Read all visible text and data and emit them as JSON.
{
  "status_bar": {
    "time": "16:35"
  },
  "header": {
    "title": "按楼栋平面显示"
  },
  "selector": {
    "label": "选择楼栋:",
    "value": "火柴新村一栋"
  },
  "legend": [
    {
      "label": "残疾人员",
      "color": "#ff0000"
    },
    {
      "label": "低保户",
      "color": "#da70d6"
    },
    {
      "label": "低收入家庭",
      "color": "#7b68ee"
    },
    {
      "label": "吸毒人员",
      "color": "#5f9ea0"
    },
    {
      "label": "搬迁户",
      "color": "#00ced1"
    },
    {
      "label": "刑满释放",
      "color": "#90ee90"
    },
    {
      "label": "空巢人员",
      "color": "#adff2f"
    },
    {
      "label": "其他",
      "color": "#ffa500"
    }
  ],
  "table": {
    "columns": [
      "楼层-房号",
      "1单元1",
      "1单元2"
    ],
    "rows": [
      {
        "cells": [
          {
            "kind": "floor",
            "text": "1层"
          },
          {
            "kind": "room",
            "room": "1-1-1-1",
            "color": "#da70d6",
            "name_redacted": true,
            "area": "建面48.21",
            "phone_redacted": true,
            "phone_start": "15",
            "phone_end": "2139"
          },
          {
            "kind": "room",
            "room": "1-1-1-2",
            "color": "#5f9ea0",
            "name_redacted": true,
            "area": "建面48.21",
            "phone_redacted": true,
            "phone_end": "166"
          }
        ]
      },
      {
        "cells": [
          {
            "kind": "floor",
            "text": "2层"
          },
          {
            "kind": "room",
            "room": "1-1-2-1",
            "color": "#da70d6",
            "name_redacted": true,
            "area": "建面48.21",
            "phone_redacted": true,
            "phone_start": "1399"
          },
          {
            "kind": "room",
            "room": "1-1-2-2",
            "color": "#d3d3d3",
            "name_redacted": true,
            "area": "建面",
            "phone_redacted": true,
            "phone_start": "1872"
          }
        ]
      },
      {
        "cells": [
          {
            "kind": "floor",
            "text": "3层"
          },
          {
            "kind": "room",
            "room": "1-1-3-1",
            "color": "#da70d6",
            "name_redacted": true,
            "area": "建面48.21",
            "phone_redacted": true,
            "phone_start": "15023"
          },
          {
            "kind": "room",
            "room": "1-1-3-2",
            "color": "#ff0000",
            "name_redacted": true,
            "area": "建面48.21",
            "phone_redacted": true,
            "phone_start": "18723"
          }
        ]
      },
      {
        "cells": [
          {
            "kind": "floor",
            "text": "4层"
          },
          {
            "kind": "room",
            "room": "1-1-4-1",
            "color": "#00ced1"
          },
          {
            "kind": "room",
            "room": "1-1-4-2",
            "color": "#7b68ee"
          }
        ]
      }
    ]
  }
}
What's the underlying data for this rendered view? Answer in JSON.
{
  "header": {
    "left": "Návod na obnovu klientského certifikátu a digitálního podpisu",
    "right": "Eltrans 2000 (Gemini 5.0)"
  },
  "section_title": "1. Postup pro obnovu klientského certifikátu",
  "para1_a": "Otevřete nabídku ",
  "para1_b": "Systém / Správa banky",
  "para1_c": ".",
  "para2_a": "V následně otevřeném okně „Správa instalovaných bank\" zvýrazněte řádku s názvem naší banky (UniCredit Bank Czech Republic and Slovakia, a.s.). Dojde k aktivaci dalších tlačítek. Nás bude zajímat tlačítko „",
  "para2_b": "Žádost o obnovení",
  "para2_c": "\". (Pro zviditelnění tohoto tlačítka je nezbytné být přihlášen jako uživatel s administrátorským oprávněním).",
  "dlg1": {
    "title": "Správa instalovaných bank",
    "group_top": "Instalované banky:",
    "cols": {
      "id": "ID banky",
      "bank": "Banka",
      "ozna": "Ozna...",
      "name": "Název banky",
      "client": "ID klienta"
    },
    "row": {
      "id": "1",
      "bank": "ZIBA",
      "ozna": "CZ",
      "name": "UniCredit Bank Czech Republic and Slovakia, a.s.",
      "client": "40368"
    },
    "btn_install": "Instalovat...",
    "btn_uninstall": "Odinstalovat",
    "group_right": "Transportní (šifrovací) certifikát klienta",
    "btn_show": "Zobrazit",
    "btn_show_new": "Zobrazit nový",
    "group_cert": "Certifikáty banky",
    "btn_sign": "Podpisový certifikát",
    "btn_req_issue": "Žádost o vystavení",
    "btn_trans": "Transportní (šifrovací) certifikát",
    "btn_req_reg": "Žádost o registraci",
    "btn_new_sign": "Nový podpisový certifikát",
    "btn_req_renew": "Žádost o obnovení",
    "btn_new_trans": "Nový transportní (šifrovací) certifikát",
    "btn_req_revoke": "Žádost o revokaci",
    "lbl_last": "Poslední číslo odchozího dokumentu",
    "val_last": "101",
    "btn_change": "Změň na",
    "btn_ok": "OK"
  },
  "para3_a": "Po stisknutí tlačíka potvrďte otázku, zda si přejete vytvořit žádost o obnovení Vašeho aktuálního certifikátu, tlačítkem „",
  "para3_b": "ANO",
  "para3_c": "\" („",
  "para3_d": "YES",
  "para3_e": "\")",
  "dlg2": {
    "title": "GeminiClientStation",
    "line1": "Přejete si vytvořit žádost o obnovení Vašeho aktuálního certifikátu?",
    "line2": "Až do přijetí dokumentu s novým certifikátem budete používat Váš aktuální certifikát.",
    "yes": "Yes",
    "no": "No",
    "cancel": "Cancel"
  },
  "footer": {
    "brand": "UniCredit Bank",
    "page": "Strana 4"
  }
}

..........

## [TASK DIRECTIONS]
Copy each line above containing the string "UniCredit".

## [SOLUTION FOR THIS PROBLEM]
  "para2_a": "V následně otevřeném okně „Správa instalovaných bank\" zvýrazněte řádku s názvem naší banky (UniCredit Bank Czech Republic and Slovakia, a.s.). Dojde k aktivaci dalších tlačítek. Nás bude zajímat tlačítko „",
      "name": "UniCredit Bank Czech Republic and Slovakia, a.s.",
    "brand": "UniCredit Bank",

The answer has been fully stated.